▶ _Given exercise_: Your task is to repeat all of the material exactly.
━━ Data supplied
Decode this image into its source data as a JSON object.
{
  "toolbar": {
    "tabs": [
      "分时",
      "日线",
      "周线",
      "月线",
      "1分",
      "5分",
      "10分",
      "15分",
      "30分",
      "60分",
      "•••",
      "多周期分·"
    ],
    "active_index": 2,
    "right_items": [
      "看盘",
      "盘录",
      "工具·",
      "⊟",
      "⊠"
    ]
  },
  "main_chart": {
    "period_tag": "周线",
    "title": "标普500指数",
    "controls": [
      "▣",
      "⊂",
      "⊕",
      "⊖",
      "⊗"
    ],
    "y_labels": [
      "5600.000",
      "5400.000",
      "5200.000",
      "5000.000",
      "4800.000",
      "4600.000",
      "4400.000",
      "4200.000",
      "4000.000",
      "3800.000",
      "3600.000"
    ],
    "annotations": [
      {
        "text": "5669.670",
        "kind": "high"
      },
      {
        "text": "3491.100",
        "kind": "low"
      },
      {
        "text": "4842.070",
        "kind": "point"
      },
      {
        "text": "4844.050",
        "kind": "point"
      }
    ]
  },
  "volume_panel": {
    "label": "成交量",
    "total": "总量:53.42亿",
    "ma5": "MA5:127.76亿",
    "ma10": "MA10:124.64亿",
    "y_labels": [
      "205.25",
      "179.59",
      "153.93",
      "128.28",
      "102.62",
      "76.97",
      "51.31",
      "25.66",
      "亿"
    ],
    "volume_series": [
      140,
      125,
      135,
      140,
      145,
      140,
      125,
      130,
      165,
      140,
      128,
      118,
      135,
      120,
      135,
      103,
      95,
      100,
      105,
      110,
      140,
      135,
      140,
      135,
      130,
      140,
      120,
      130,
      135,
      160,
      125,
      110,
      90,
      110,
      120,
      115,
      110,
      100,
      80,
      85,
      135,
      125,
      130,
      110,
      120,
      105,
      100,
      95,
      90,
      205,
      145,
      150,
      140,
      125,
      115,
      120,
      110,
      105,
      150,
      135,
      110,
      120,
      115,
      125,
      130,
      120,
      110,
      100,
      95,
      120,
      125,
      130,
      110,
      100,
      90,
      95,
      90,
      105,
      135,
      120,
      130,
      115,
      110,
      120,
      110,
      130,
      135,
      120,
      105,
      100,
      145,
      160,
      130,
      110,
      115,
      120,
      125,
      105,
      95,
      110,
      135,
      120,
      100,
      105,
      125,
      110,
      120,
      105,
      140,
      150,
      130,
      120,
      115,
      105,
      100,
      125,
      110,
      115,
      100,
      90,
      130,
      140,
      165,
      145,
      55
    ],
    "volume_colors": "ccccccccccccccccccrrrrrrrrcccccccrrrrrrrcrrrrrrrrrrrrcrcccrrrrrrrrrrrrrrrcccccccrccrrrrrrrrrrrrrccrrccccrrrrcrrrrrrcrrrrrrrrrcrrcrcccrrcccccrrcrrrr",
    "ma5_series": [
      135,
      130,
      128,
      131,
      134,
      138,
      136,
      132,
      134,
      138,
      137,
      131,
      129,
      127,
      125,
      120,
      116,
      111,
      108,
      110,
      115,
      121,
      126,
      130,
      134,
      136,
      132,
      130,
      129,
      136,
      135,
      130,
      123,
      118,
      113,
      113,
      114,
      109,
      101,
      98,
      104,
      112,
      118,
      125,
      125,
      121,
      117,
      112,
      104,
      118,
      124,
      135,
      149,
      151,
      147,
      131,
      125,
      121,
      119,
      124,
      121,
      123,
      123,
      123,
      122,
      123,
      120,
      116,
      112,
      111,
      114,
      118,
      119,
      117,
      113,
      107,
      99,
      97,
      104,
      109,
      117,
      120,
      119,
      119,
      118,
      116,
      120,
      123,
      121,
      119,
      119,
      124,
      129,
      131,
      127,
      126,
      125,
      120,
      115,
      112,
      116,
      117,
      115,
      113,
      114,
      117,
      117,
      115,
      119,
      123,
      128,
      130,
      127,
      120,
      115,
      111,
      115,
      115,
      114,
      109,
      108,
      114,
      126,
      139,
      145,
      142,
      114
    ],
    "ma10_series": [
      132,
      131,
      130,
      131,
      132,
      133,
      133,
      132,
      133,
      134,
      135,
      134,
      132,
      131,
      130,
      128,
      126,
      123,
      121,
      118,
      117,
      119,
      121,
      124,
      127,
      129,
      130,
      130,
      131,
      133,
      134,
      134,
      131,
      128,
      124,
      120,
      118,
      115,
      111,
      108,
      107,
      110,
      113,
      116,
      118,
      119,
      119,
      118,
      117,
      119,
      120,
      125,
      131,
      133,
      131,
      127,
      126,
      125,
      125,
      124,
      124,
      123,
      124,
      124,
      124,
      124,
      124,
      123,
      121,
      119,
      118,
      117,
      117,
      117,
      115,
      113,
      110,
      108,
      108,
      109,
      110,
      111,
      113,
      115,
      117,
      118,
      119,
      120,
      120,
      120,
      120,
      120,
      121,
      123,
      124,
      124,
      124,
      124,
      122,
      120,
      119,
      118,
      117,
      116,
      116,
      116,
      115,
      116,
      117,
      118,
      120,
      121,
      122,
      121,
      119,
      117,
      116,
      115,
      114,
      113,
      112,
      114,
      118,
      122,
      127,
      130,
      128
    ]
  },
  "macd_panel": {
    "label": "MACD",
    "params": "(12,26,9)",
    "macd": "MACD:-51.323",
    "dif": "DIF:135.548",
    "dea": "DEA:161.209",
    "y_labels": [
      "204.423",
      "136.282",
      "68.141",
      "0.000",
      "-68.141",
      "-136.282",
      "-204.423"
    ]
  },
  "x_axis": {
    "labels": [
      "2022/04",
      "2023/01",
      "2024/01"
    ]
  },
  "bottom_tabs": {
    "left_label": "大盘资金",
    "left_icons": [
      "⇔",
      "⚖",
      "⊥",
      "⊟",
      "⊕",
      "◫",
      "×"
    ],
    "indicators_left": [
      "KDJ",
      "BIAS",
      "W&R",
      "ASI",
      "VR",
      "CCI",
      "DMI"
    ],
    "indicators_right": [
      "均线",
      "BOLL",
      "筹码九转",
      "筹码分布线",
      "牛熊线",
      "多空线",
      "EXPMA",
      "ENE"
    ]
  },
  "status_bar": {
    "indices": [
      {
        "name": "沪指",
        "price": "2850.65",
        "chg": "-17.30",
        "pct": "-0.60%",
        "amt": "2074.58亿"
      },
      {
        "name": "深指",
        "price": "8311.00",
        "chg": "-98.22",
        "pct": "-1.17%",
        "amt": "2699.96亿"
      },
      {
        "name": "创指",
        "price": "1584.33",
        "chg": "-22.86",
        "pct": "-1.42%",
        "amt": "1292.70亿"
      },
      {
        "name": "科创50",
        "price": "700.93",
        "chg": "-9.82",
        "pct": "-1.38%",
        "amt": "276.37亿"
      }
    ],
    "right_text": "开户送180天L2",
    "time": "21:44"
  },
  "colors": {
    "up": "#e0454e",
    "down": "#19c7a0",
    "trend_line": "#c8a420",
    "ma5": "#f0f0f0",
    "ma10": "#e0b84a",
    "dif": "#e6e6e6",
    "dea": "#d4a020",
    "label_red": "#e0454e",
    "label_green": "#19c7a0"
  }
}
━━━━
▶ _Solution to the exercise_:
Decode this image into its source data as a JSON object.
{
  "toolbar": {
    "tabs": [
      "分时",
      "日线",
      "周线",
      "月线",
      "1分",
      "5分",
      "10分",
      "15分",
      "30分",
      "60分",
      "•••",
      "多周期分·"
    ],
    "active_index": 2,
    "right_items": [
      "看盘",
      "盘录",
      "工具·",
      "⊟",
      "⊠"
    ]
  },
  "main_chart": {
    "period_tag": "周线",
    "title": "标普500指数",
    "controls": [
      "▣",
      "⊂",
      "⊕",
      "⊖",
      "⊗"
    ],
    "y_labels": [
      "5600.000",
      "5400.000",
      "5200.000",
      "5000.000",
      "4800.000",
      "4600.000",
      "4400.000",
      "4200.000",
      "4000.000",
      "3800.000",
      "3600.000"
    ],
    "annotations": [
      {
        "text": "5669.670",
        "kind": "high"
      },
      {
        "text": "3491.100",
        "kind": "low"
      },
      {
        "text": "4842.070",
        "kind": "point"
      },
      {
        "text": "4844.050",
        "kind": "point"
      }
    ]
  },
  "volume_panel": {
    "label": "成交量",
    "total": "总量:53.42亿",
    "ma5": "MA5:127.76亿",
    "ma10": "MA10:124.64亿",
    "y_labels": [
      "205.25",
      "179.59",
      "153.93",
      "128.28",
      "102.62",
      "76.97",
      "51.31",
      "25.66",
      "亿"
    ],
    "volume_series": [
      140,
      125,
      135,
      140,
      145,
      140,
      125,
      130,
      165,
      140,
      128,
      118,
      135,
      120,
      135,
      103,
      95,
      100,
      105,
      110,
      140,
      135,
      140,
      135,
      130,
      140,
      120,
      130,
      135,
      160,
      125,
      110,
      90,
      110,
      120,
      115,
      110,
      100,
      80,
      85,
      135,
      125,
      130,
      110,
      120,
      105,
      100,
      95,
      90,
      205,
      145,
      150,
      140,
      125,
      115,
      120,
      110,
      105,
      150,
      135,
      110,
      120,
      115,
      125,
      130,
      120,
      110,
      100,
      95,
      120,
      125,
      130,
      110,
      100,
      90,
      95,
      90,
      105,
      135,
      120,
      130,
      115,
      110,
      120,
      110,
      130,
      135,
      120,
      105,
      100,
      145,
      160,
      130,
      110,
      115,
      120,
      125,
      105,
      95,
      110,
      135,
      120,
      100,
      105,
      125,
      110,
      120,
      105,
      140,
      150,
      130,
      120,
      115,
      105,
      100,
      125,
      110,
      115,
      100,
      90,
      130,
      140,
      165,
      145,
      55
    ],
    "volume_colors": "ccccccccccccccccccrrrrrrrrcccccccrrrrrrrcrrrrrrrrrrrrcrcccrrrrrrrrrrrrrrrcccccccrccrrrrrrrrrrrrrccrrccccrrrrcrrrrrrcrrrrrrrrrcrrcrcccrrcccccrrcrrrr",
    "ma5_series": [
      135,
      130,
      128,
      131,
      134,
      138,
      136,
      132,
      134,
      138,
      137,
      131,
      129,
      127,
      125,
      120,
      116,
      111,
      108,
      110,
      115,
      121,
      126,
      130,
      134,
      136,
      132,
      130,
      129,
      136,
      135,
      130,
      123,
      118,
      113,
      113,
      114,
      109,
      101,
      98,
      104,
      112,
      118,
      125,
      125,
      121,
      117,
      112,
      104,
      118,
      124,
      135,
      149,
      151,
      147,
      131,
      125,
      121,
      119,
      124,
      121,
      123,
      123,
      123,
      122,
      123,
      120,
      116,
      112,
      111,
      114,
      118,
      119,
      117,
      113,
      107,
      99,
      97,
      104,
      109,
      117,
      120,
      119,
      119,
      118,
      116,
      120,
      123,
      121,
      119,
      119,
      124,
      129,
      131,
      127,
      126,
      125,
      120,
      115,
      112,
      116,
      117,
      115,
      113,
      114,
      117,
      117,
      115,
      119,
      123,
      128,
      130,
      127,
      120,
      115,
      111,
      115,
      115,
      114,
      109,
      108,
      114,
      126,
      139,
      145,
      142,
      114
    ],
    "ma10_series": [
      132,
      131,
      130,
      131,
      132,
      133,
      133,
      132,
      133,
      134,
      135,
      134,
      132,
      131,
      130,
      128,
      126,
      123,
      121,
      118,
      117,
      119,
      121,
      124,
      127,
      129,
      130,
      130,
      131,
      133,
      134,
      134,
      131,
      128,
      124,
      120,
      118,
      115,
      111,
      108,
      107,
      110,
      113,
      116,
      118,
      119,
      119,
      118,
      117,
      119,
      120,
      125,
      131,
      133,
      131,
      127,
      126,
      125,
      125,
      124,
      124,
      123,
      124,
      124,
      124,
      124,
      124,
      123,
      121,
      119,
      118,
      117,
      117,
      117,
      115,
      113,
      110,
      108,
      108,
      109,
      110,
      111,
      113,
      115,
      117,
      118,
      119,
      120,
      120,
      120,
      120,
      120,
      121,
      123,
      124,
      124,
      124,
      124,
      122,
      120,
      119,
      118,
      117,
      116,
      116,
      116,
      115,
      116,
      117,
      118,
      120,
      121,
      122,
      121,
      119,
      117,
      116,
      115,
      114,
      113,
      112,
      114,
      118,
      122,
      127,
      130,
      128
    ]
  },
  "macd_panel": {
    "label": "MACD",
    "params": "(12,26,9)",
    "macd": "MACD:-51.323",
    "dif": "DIF:135.548",
    "dea": "DEA:161.209",
    "y_labels": [
      "204.423",
      "136.282",
      "68.141",
      "0.000",
      "-68.141",
      "-136.282",
      "-204.423"
    ]
  },
  "x_axis": {
    "labels": [
      "2022/04",
      "2023/01",
      "2024/01"
    ]
  },
  "bottom_tabs": {
    "left_label": "大盘资金",
    "left_icons": [
      "⇔",
      "⚖",
      "⊥",
      "⊟",
      "⊕",
      "◫",
      "×"
    ],
    "indicators_left": [
      "KDJ",
      "BIAS",
      "W&R",
      "ASI",
      "VR",
      "CCI",
      "DMI"
    ],
    "indicators_right": [
      "均线",
      "BOLL",
      "筹码九转",
      "筹码分布线",
      "牛熊线",
      "多空线",
      "EXPMA",
      "ENE"
    ]
  },
  "status_bar": {
    "indices": [
      {
        "name": "沪指",
        "price": "2850.65",
        "chg": "-17.30",
        "pct": "-0.60%",
        "amt": "2074.58亿"
      },
      {
        "name": "深指",
        "price": "8311.00",
        "chg": "-98.22",
        "pct": "-1.17%",
        "amt": "2699.96亿"
      },
      {
        "name": "创指",
        "price": "1584.33",
        "chg": "-22.86",
        "pct": "-1.42%",
        "amt": "1292.70亿"
      },
      {
        "name": "科创50",
        "price": "700.93",
        "chg": "-9.82",
        "pct": "-1.38%",
        "amt": "276.37亿"
      }
    ],
    "right_text": "开户送180天L2",
    "time": "21:44"
  },
  "colors": {
    "up": "#e0454e",
    "down": "#19c7a0",
    "trend_line": "#c8a420",
    "ma5": "#f0f0f0",
    "ma10": "#e0b84a",
    "dif": "#e6e6e6",
    "dea": "#d4a020",
    "label_red": "#e0454e",
    "label_green": "#19c7a0"
  }
}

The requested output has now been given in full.